### WHAT IS REQUIRED
Identify each line below containing the string "Republic" and copy it.

### SOURCE RECORDS
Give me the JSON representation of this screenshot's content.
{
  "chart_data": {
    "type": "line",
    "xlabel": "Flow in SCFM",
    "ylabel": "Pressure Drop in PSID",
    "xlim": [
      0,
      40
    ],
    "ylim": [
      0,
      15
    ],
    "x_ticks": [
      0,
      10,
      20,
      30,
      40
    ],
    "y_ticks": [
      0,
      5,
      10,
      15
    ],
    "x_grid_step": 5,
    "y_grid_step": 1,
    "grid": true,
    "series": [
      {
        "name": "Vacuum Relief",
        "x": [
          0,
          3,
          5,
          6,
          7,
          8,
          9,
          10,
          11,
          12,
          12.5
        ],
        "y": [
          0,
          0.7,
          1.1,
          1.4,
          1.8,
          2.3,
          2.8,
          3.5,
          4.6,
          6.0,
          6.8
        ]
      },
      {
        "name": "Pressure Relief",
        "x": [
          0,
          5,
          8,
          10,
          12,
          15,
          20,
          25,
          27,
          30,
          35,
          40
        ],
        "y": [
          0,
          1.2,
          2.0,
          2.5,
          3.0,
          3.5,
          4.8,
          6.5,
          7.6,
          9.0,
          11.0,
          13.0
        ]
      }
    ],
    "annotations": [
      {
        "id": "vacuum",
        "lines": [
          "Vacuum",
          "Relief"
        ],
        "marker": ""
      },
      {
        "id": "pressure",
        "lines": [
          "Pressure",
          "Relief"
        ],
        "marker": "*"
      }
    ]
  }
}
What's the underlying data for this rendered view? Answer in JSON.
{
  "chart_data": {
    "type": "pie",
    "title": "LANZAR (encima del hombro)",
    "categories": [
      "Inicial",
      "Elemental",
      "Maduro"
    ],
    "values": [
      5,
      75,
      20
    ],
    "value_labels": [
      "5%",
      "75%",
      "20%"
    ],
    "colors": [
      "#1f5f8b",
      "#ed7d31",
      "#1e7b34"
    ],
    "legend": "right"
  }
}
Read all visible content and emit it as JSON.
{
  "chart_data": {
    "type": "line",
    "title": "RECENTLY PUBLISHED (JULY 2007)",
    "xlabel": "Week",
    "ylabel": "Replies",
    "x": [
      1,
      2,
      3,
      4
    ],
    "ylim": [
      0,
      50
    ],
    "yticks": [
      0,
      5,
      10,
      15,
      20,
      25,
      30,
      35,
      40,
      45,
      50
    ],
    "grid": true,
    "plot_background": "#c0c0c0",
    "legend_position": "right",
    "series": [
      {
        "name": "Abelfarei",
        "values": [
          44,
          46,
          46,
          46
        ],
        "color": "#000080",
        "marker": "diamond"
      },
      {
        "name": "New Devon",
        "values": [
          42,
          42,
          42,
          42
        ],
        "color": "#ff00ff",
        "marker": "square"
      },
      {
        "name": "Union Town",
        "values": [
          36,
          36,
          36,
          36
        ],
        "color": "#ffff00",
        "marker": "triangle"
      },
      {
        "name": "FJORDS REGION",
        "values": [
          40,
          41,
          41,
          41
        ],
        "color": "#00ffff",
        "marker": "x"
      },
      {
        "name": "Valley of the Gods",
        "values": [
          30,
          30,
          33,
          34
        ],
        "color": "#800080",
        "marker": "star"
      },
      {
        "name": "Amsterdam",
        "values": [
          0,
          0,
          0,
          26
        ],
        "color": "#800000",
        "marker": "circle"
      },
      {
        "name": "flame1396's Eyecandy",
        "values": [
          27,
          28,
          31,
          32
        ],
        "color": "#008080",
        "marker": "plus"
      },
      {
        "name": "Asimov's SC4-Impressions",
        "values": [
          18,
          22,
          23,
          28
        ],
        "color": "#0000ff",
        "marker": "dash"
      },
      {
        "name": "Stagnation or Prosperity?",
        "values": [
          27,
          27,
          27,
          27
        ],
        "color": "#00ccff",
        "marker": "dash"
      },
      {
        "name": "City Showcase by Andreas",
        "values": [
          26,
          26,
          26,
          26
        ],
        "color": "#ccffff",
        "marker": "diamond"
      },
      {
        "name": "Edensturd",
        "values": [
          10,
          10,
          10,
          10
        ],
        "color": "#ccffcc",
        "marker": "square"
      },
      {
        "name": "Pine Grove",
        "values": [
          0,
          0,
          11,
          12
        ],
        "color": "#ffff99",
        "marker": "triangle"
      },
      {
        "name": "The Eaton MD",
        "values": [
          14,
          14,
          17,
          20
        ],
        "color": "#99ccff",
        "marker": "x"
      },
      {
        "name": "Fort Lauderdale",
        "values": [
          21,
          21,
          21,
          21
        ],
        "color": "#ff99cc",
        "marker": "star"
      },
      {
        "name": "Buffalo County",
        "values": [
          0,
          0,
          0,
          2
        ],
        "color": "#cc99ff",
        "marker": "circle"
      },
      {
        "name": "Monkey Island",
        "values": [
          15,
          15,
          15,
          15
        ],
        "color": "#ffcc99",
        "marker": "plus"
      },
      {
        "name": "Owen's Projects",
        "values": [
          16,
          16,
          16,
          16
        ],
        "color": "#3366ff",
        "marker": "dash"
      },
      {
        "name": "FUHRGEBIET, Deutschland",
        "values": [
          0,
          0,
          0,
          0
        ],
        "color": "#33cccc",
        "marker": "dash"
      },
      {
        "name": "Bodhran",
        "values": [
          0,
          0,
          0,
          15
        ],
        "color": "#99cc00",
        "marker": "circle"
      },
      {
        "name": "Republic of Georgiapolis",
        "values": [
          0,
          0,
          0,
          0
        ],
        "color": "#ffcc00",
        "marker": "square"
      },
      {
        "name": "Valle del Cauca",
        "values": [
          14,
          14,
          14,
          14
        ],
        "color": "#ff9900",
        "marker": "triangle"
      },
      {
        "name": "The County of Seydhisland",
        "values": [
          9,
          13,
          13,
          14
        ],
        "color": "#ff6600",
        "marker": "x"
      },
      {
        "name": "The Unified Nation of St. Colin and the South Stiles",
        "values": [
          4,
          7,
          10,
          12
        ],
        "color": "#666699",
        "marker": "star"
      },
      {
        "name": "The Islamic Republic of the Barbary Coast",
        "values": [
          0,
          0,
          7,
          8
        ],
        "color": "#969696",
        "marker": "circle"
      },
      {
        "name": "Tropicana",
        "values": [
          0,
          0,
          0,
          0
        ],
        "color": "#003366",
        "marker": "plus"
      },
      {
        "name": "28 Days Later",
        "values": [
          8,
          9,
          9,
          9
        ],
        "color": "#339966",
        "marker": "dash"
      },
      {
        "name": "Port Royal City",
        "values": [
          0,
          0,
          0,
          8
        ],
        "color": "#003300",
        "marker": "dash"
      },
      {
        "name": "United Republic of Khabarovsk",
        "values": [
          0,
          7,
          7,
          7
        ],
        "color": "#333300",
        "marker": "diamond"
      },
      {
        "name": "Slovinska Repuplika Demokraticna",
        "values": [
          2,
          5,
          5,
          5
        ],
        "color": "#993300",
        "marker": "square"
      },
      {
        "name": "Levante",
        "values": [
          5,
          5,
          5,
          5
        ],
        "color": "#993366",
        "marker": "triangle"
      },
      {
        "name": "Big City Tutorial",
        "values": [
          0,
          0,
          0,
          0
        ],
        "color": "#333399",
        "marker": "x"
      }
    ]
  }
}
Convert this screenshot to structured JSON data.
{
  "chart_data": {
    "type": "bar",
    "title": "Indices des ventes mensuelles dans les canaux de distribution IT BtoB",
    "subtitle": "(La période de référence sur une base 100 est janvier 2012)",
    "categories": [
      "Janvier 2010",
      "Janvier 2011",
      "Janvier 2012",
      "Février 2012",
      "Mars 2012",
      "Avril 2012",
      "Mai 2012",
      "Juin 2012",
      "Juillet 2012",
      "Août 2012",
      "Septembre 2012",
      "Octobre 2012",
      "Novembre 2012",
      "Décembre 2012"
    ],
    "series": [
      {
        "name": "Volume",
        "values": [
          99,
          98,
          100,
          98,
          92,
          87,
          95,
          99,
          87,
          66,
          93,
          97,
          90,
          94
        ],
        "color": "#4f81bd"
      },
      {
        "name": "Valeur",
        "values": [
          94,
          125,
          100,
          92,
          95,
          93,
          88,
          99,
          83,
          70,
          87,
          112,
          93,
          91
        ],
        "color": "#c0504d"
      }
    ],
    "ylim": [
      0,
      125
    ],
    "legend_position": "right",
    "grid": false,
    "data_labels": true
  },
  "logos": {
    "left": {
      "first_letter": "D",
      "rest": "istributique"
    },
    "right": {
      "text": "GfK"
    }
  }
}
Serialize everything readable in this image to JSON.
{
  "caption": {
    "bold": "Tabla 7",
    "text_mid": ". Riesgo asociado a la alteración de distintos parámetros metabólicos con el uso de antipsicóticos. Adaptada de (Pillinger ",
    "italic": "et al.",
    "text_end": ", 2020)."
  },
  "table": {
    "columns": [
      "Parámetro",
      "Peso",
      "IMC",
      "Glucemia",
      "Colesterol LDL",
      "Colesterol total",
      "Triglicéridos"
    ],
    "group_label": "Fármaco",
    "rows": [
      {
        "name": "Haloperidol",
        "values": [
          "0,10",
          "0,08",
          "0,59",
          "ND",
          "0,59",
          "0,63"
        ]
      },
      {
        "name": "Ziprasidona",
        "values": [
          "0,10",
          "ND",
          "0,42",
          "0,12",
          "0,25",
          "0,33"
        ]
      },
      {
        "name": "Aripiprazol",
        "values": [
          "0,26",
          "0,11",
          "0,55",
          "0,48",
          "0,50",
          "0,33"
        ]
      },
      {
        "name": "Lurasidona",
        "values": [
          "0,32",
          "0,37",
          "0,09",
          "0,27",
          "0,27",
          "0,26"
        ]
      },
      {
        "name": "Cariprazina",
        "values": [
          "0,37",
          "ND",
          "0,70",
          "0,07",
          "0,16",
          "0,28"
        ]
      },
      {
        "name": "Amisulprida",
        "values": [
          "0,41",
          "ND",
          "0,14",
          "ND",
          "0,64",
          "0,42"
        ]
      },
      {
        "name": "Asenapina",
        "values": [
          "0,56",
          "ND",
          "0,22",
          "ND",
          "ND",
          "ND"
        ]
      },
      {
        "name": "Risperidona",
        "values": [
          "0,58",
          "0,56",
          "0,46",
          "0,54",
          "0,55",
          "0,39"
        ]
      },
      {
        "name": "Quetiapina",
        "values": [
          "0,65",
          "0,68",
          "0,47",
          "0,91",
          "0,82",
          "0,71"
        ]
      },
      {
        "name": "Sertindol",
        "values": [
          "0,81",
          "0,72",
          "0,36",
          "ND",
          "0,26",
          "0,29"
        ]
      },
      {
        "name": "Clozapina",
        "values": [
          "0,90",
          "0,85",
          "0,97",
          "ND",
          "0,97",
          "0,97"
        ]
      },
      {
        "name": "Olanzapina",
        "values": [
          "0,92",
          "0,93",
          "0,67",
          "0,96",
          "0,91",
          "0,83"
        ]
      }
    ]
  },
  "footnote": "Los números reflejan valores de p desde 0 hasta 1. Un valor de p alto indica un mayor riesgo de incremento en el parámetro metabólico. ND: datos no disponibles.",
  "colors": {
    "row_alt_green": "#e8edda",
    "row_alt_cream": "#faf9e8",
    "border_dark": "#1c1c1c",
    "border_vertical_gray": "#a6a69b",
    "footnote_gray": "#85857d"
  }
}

### ANSWER TO THE TASK
        "name": "Republic of Georgiapolis",
        "name": "The Islamic Republic of the Barbary Coast",
        "name": "United Republic of Khabarovsk",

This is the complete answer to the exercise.